(Data excerpts)
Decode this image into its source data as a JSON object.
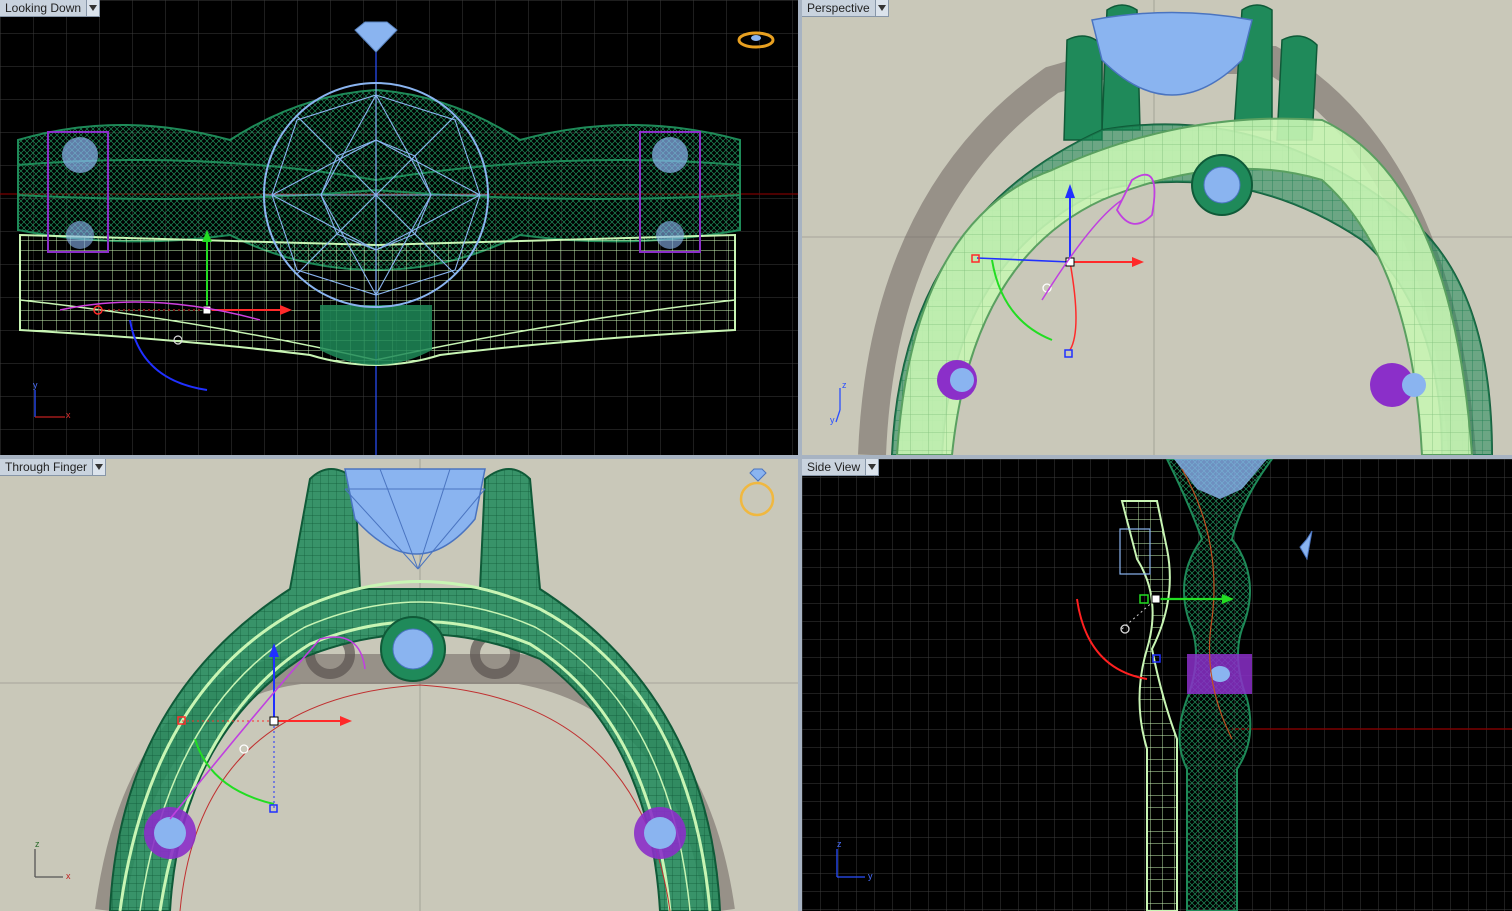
{
  "viewports": {
    "top_left": {
      "title": "Looking Down",
      "axis_v": "y",
      "axis_h": "x"
    },
    "top_right": {
      "title": "Perspective",
      "axis_v": "z",
      "axis_h": "y"
    },
    "bottom_left": {
      "title": "Through Finger",
      "axis_v": "z",
      "axis_h": "x"
    },
    "bottom_right": {
      "title": "Side View",
      "axis_v": "z",
      "axis_h": "y"
    }
  },
  "colors": {
    "viewport_dark_bg": "#000000",
    "viewport_photo_bg": "#c8c7b8",
    "grid_dark": "#3a3a3a",
    "wire_green": "#1e8a58",
    "band_lightgreen": "#c8f5b4",
    "stone_blue": "#8ab4f0",
    "accent_purple": "#8b2fc9",
    "gizmo_red": "#ff2a2a",
    "gizmo_green": "#22dd22",
    "gizmo_blue": "#2030ff"
  },
  "icons": [
    "dropdown-icon",
    "diamond-icon",
    "ring-icon",
    "axis-icon",
    "gizmo-icon"
  ]
}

• Given exercise: Take the data above and repeat it exactly, leaving each picture out.

• Right answer:
Decode this image into its source data as a JSON object.
{
  "viewports": {
    "top_left": {
      "title": "Looking Down",
      "axis_v": "y",
      "axis_h": "x"
    },
    "top_right": {
      "title": "Perspective",
      "axis_v": "z",
      "axis_h": "y"
    },
    "bottom_left": {
      "title": "Through Finger",
      "axis_v": "z",
      "axis_h": "x"
    },
    "bottom_right": {
      "title": "Side View",
      "axis_v": "z",
      "axis_h": "y"
    }
  },
  "colors": {
    "viewport_dark_bg": "#000000",
    "viewport_photo_bg": "#c8c7b8",
    "grid_dark": "#3a3a3a",
    "wire_green": "#1e8a58",
    "band_lightgreen": "#c8f5b4",
    "stone_blue": "#8ab4f0",
    "accent_purple": "#8b2fc9",
    "gizmo_red": "#ff2a2a",
    "gizmo_green": "#22dd22",
    "gizmo_blue": "#2030ff"
  },
  "icons": [
    "dropdown-icon",
    "diamond-icon",
    "ring-icon",
    "axis-icon",
    "gizmo-icon"
  ]
}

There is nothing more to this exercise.